** START **
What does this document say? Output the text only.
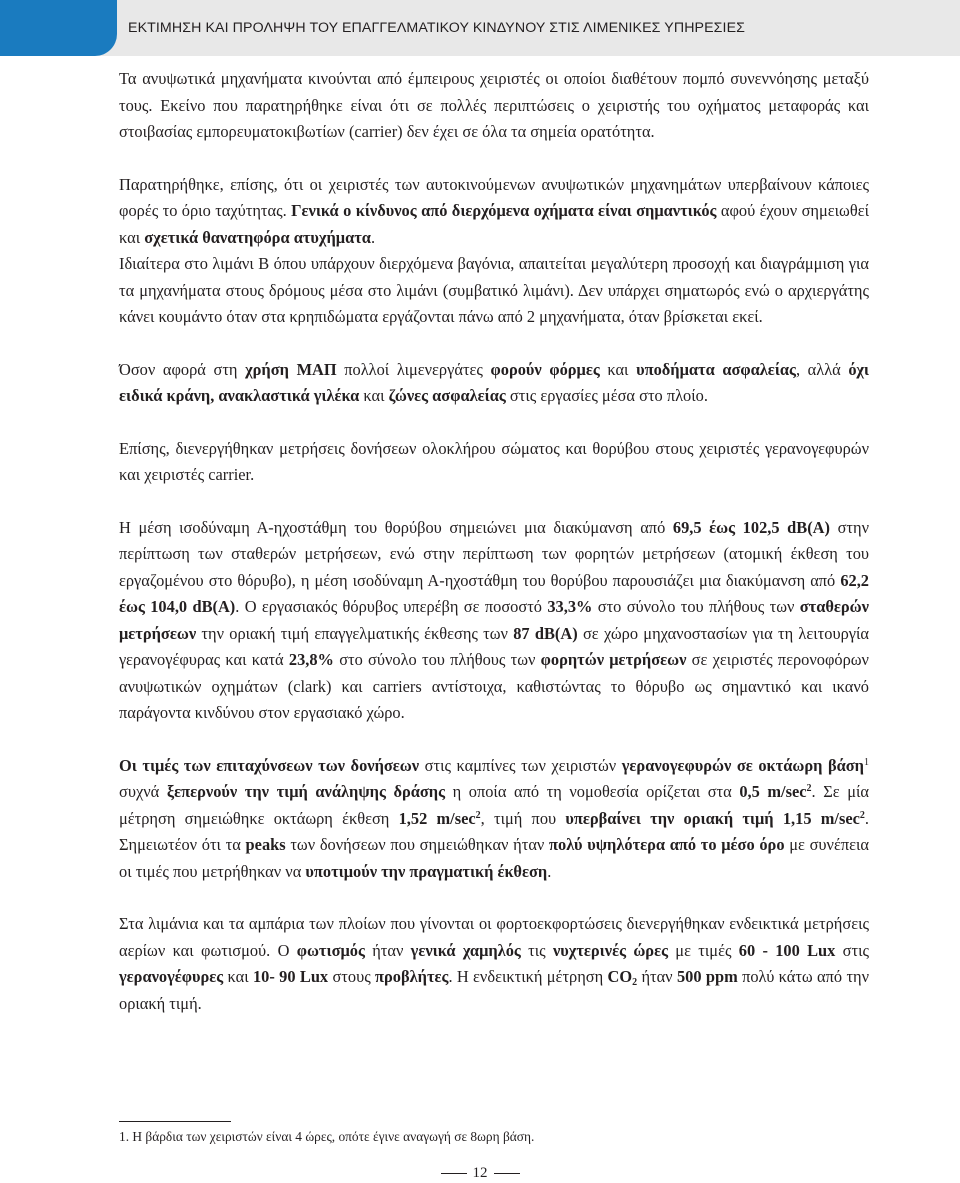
ΕΚΤΙΜΗΣΗ ΚΑΙ ΠΡΟΛΗΨΗ ΤΟΥ ΕΠΑΓΓΕΛΜΑΤΙΚΟΥ ΚΙΝΔΥΝΟΥ ΣΤΙΣ ΛΙΜΕΝΙΚΕΣ ΥΠΗΡΕΣΙΕΣ

Τα ανυψωτικά μηχανήματα κινούνται από έμπειρους χειριστές οι οποίοι διαθέτουν πομπό συνεννόησης μεταξύ τους. Εκείνο που παρατηρήθηκε είναι ότι σε πολλές περιπτώσεις ο χειριστής του οχήματος μεταφοράς και στοιβασίας εμπορευματοκιβωτίων (carrier) δεν έχει σε όλα τα σημεία ορατότητα.

Παρατηρήθηκε, επίσης, ότι οι χειριστές των αυτοκινούμενων ανυψωτικών μηχανημάτων υπερβαίνουν κάποιες φορές το όριο ταχύτητας. Γενικά ο κίνδυνος από διερχόμενα οχήματα είναι σημαντικός αφού έχουν σημειωθεί και σχετικά θανατηφόρα ατυχήματα.

Ιδιαίτερα στο λιμάνι Β όπου υπάρχουν διερχόμενα βαγόνια, απαιτείται μεγαλύτερη προσοχή και διαγράμμιση για τα μηχανήματα στους δρόμους μέσα στο λιμάνι (συμβατικό λιμάνι). Δεν υπάρχει σηματωρός ενώ ο αρχιεργάτης κάνει κουμάντο όταν στα κρηπιδώματα εργάζονται πάνω από 2 μηχανήματα, όταν βρίσκεται εκεί.

Όσον αφορά στη χρήση ΜΑΠ πολλοί λιμενεργάτες φορούν φόρμες και υποδήματα ασφαλείας, αλλά όχι ειδικά κράνη, ανακλαστικά γιλέκα και ζώνες ασφαλείας στις εργασίες μέσα στο πλοίο.

Επίσης, διενεργήθηκαν μετρήσεις δονήσεων ολοκλήρου σώματος και θορύβου στους χειριστές γερανογεφυρών και χειριστές carrier.

Η μέση ισοδύναμη Α-ηχοστάθμη του θορύβου σημειώνει μια διακύμανση από 69,5 έως 102,5 dB(A) στην περίπτωση των σταθερών μετρήσεων, ενώ στην περίπτωση των φορητών μετρήσεων (ατομική έκθεση του εργαζομένου στο θόρυβο), η μέση ισοδύναμη Α-ηχοστάθμη του θορύβου παρουσιάζει μια διακύμανση από 62,2 έως 104,0 dB(A). Ο εργασιακός θόρυβος υπερέβη σε ποσοστό 33,3% στο σύνολο του πλήθους των σταθερών μετρήσεων την οριακή τιμή επαγγελματικής έκθεσης των 87 dB(A) σε χώρο μηχανοστασίων για τη λειτουργία γερανογέφυρας και κατά 23,8% στο σύνολο του πλήθους των φορητών μετρήσεων σε χειριστές περονοφόρων ανυψωτικών οχημάτων (clark) και carriers αντίστοιχα, καθιστώντας το θόρυβο ως σημαντικό και ικανό παράγοντα κινδύνου στον εργασιακό χώρο.

Οι τιμές των επιταχύνσεων των δονήσεων στις καμπίνες των χειριστών γερανογεφυρών σε οκτάωρη βάση$^1$ συχνά ξεπερνούν την τιμή ανάληψης δράσης η οποία από τη νομοθεσία ορίζεται στα 0,5 $m/\sec^2$. Σε μία μέτρηση σημειώθηκε οκτάωρη έκθεση 1,52 $m/\sec^2$, τιμή που υπερβαίνει την οριακή τιμή 1,15 $m/\sec^2$. Σημειωτέον ότι τα peaks των δονήσεων που σημειώθηκαν ήταν πολύ υψηλότερα από το μέσο όρο με συνέπεια οι τιμές που μετρήθηκαν να υποτιμούν την πραγματική έκθεση.

Στα λιμάνια και τα αμπάρια των πλοίων που γίνονται οι φορτοεκφορτώσεις διενεργήθηκαν ενδεικτικά μετρήσεις αερίων και φωτισμού. Ο φωτισμός ήταν γενικά χαμηλός τις νυχτερινές ώρες με τιμές 60 - 100 Lux στις γερανογέφυρες και 10- 90 Lux στους προβλήτες. Η ενδεικτική μέτρηση $CO_2$ ήταν 500 ppm πολύ κάτω από την οριακή τιμή.

1. Η βάρδια των χειριστών είναι 4 ώρες, οπότε έγινε αναγωγή σε 8ωρη βάση.
12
** END **
### OBJECTIVE
Leave out the pictures and return every record word for word.

### SOLUTION TO THIS EXERCISE
What does this document say? Output the text only.
ΕΚΤΙΜΗΣΗ ΚΑΙ ΠΡΟΛΗΨΗ ΤΟΥ ΕΠΑΓΓΕΛΜΑΤΙΚΟΥ ΚΙΝΔΥΝΟΥ ΣΤΙΣ ΛΙΜΕΝΙΚΕΣ ΥΠΗΡΕΣΙΕΣ

Τα ανυψωτικά μηχανήματα κινούνται από έμπειρους χειριστές οι οποίοι διαθέτουν πομπό συνεννόησης μεταξύ τους. Εκείνο που παρατηρήθηκε είναι ότι σε πολλές περιπτώσεις ο χειριστής του οχήματος μεταφοράς και στοιβασίας εμπορευματοκιβωτίων (carrier) δεν έχει σε όλα τα σημεία ορατότητα.

Παρατηρήθηκε, επίσης, ότι οι χειριστές των αυτοκινούμενων ανυψωτικών μηχανημάτων υπερβαίνουν κάποιες φορές το όριο ταχύτητας. Γενικά ο κίνδυνος από διερχόμενα οχήματα είναι σημαντικός αφού έχουν σημειωθεί και σχετικά θανατηφόρα ατυχήματα.

Ιδιαίτερα στο λιμάνι Β όπου υπάρχουν διερχόμενα βαγόνια, απαιτείται μεγαλύτερη προσοχή και διαγράμμιση για τα μηχανήματα στους δρόμους μέσα στο λιμάνι (συμβατικό λιμάνι). Δεν υπάρχει σηματωρός ενώ ο αρχιεργάτης κάνει κουμάντο όταν στα κρηπιδώματα εργάζονται πάνω από 2 μηχανήματα, όταν βρίσκεται εκεί.

Όσον αφορά στη χρήση ΜΑΠ πολλοί λιμενεργάτες φορούν φόρμες και υποδήματα ασφαλείας, αλλά όχι ειδικά κράνη, ανακλαστικά γιλέκα και ζώνες ασφαλείας στις εργασίες μέσα στο πλοίο.

Επίσης, διενεργήθηκαν μετρήσεις δονήσεων ολοκλήρου σώματος και θορύβου στους χειριστές γερανογεφυρών και χειριστές carrier.

Η μέση ισοδύναμη Α-ηχοστάθμη του θορύβου σημειώνει μια διακύμανση από 69,5 έως 102,5 dB(A) στην περίπτωση των σταθερών μετρήσεων, ενώ στην περίπτωση των φορητών μετρήσεων (ατομική έκθεση του εργαζομένου στο θόρυβο), η μέση ισοδύναμη Α-ηχοστάθμη του θορύβου παρουσιάζει μια διακύμανση από 62,2 έως 104,0 dB(A). Ο εργασιακός θόρυβος υπερέβη σε ποσοστό 33,3% στο σύνολο του πλήθους των σταθερών μετρήσεων την οριακή τιμή επαγγελματικής έκθεσης των 87 dB(A) σε χώρο μηχανοστασίων για τη λειτουργία γερανογέφυρας και κατά 23,8% στο σύνολο του πλήθους των φορητών μετρήσεων σε χειριστές περονοφόρων ανυψωτικών οχημάτων (clark) και carriers αντίστοιχα, καθιστώντας το θόρυβο ως σημαντικό και ικανό παράγοντα κινδύνου στον εργασιακό χώρο.

Οι τιμές των επιταχύνσεων των δονήσεων στις καμπίνες των χειριστών γερανογεφυρών σε οκτάωρη βάση$^1$ συχνά ξεπερνούν την τιμή ανάληψης δράσης η οποία από τη νομοθεσία ορίζεται στα 0,5 $m/\sec^2$. Σε μία μέτρηση σημειώθηκε οκτάωρη έκθεση 1,52 $m/\sec^2$, τιμή που υπερβαίνει την οριακή τιμή 1,15 $m/\sec^2$. Σημειωτέον ότι τα peaks των δονήσεων που σημειώθηκαν ήταν πολύ υψηλότερα από το μέσο όρο με συνέπεια οι τιμές που μετρήθηκαν να υποτιμούν την πραγματική έκθεση.

Στα λιμάνια και τα αμπάρια των πλοίων που γίνονται οι φορτοεκφορτώσεις διενεργήθηκαν ενδεικτικά μετρήσεις αερίων και φωτισμού. Ο φωτισμός ήταν γενικά χαμηλός τις νυχτερινές ώρες με τιμές 60 - 100 Lux στις γερανογέφυρες και 10- 90 Lux στους προβλήτες. Η ενδεικτική μέτρηση $CO_2$ ήταν 500 ppm πολύ κάτω από την οριακή τιμή.

1. Η βάρδια των χειριστών είναι 4 ώρες, οπότε έγινε αναγωγή σε 8ωρη βάση.
12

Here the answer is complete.